Exercise description: Omit all pictures. Copy the rest of the material exactly.

Stored records:
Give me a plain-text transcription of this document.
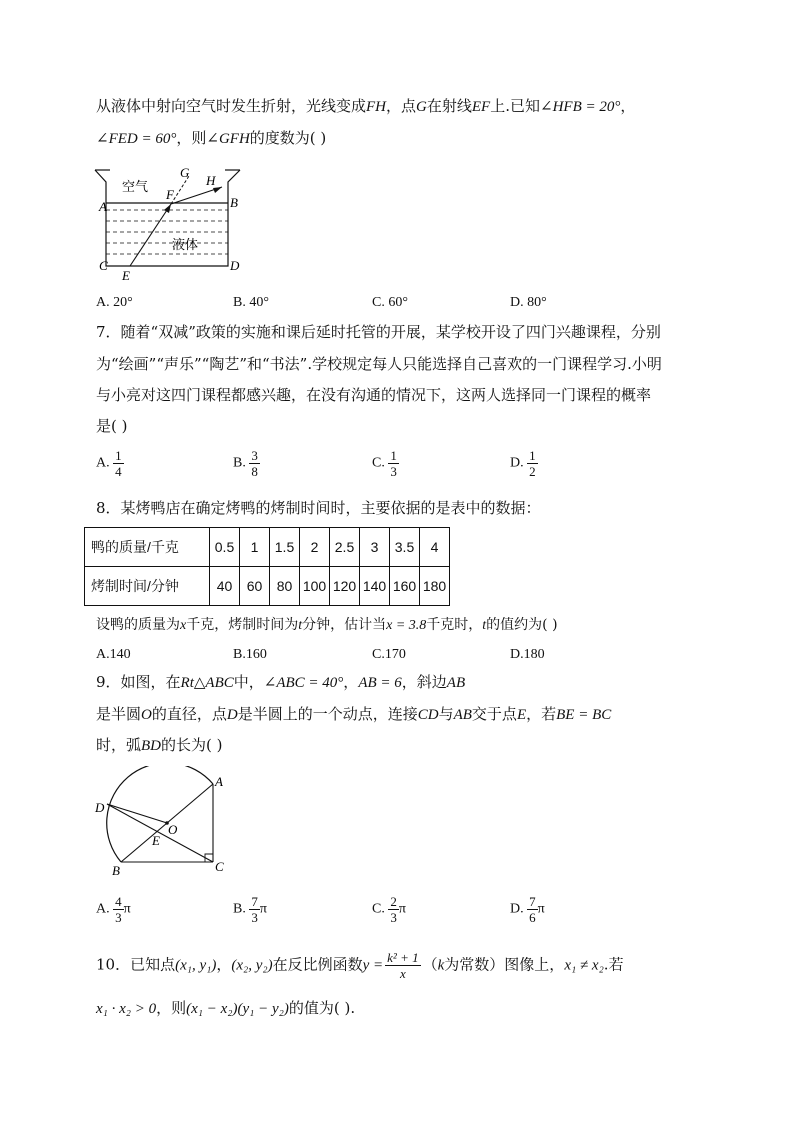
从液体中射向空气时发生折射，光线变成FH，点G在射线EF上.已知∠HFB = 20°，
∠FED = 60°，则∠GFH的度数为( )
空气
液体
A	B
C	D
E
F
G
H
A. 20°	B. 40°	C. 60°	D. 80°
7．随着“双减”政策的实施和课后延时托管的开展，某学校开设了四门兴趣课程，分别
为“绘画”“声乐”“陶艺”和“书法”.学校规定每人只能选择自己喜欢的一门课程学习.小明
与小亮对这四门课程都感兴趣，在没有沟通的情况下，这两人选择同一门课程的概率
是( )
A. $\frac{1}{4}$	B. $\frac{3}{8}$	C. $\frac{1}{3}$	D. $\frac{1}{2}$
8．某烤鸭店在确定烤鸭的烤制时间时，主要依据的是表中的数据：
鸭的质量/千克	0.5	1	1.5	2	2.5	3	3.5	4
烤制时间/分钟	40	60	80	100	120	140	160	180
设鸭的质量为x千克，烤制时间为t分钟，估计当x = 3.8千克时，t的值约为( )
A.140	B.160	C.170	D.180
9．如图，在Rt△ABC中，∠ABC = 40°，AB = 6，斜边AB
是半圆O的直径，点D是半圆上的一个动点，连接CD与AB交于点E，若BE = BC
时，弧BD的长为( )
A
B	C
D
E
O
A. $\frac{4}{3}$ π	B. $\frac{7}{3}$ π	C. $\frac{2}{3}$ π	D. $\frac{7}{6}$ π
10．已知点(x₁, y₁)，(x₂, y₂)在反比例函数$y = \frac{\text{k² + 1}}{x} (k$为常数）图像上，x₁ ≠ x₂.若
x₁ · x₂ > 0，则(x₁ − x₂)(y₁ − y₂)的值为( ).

Completed task:
Give me a plain-text transcription of this document.
从液体中射向空气时发生折射，光线变成FH，点G在射线EF上.已知∠HFB = 20°，
∠FED = 60°，则∠GFH的度数为( )
空气
液体
A	B
C	D
E
F
G
H
A. 20°	B. 40°	C. 60°	D. 80°
7．随着“双减”政策的实施和课后延时托管的开展，某学校开设了四门兴趣课程，分别
为“绘画”“声乐”“陶艺”和“书法”.学校规定每人只能选择自己喜欢的一门课程学习.小明
与小亮对这四门课程都感兴趣，在没有沟通的情况下，这两人选择同一门课程的概率
是( )
A. $\frac{1}{4}$	B. $\frac{3}{8}$	C. $\frac{1}{3}$	D. $\frac{1}{2}$
8．某烤鸭店在确定烤鸭的烤制时间时，主要依据的是表中的数据：
鸭的质量/千克	0.5	1	1.5	2	2.5	3	3.5	4
烤制时间/分钟	40	60	80	100	120	140	160	180
设鸭的质量为x千克，烤制时间为t分钟，估计当x = 3.8千克时，t的值约为( )
A.140	B.160	C.170	D.180
9．如图，在Rt△ABC中，∠ABC = 40°，AB = 6，斜边AB
是半圆O的直径，点D是半圆上的一个动点，连接CD与AB交于点E，若BE = BC
时，弧BD的长为( )
A
B	C
D
E
O
A. $\frac{4}{3}$ π	B. $\frac{7}{3}$ π	C. $\frac{2}{3}$ π	D. $\frac{7}{6}$ π
10．已知点(x₁, y₁)，(x₂, y₂)在反比例函数$y = \frac{\text{k² + 1}}{x} (k$为常数）图像上，x₁ ≠ x₂.若
x₁ · x₂ > 0，则(x₁ − x₂)(y₁ − y₂)的值为( ).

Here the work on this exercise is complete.